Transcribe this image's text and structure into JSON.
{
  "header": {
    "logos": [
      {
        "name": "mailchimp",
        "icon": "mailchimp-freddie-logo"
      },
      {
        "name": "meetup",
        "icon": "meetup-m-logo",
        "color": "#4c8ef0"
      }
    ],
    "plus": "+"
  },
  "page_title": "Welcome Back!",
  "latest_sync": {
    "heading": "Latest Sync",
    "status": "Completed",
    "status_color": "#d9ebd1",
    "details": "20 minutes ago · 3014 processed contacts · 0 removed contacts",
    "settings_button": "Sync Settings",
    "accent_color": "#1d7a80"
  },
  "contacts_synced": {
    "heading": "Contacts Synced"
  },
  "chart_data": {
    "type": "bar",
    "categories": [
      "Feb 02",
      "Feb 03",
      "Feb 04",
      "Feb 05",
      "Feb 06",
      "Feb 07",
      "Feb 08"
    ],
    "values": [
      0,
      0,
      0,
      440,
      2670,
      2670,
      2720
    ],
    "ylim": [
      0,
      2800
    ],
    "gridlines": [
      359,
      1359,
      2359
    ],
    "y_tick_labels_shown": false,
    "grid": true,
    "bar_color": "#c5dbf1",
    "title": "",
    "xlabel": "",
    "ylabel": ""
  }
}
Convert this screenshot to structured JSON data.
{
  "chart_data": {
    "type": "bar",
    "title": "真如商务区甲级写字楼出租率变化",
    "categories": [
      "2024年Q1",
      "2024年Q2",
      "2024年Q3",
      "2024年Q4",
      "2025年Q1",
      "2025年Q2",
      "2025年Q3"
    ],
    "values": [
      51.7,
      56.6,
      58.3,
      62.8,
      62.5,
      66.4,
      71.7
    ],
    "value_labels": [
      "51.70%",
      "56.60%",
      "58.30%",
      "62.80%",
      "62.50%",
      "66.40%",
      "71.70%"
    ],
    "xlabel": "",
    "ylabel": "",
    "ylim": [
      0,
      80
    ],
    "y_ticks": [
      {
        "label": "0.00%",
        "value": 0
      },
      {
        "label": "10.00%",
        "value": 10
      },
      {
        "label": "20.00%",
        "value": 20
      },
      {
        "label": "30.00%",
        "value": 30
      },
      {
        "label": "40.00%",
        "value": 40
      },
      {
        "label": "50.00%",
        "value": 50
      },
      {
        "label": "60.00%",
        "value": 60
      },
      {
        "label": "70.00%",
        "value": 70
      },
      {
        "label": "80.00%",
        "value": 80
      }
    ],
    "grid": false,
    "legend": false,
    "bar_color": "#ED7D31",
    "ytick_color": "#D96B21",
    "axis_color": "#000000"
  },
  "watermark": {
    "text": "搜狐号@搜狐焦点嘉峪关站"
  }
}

☆ ☆ ☆ ☆ ☆

Copy each line of the records that contains the word "JSON".

Output for this task:
Transcribe this image's text and structure into JSON.
Convert this screenshot to structured JSON data.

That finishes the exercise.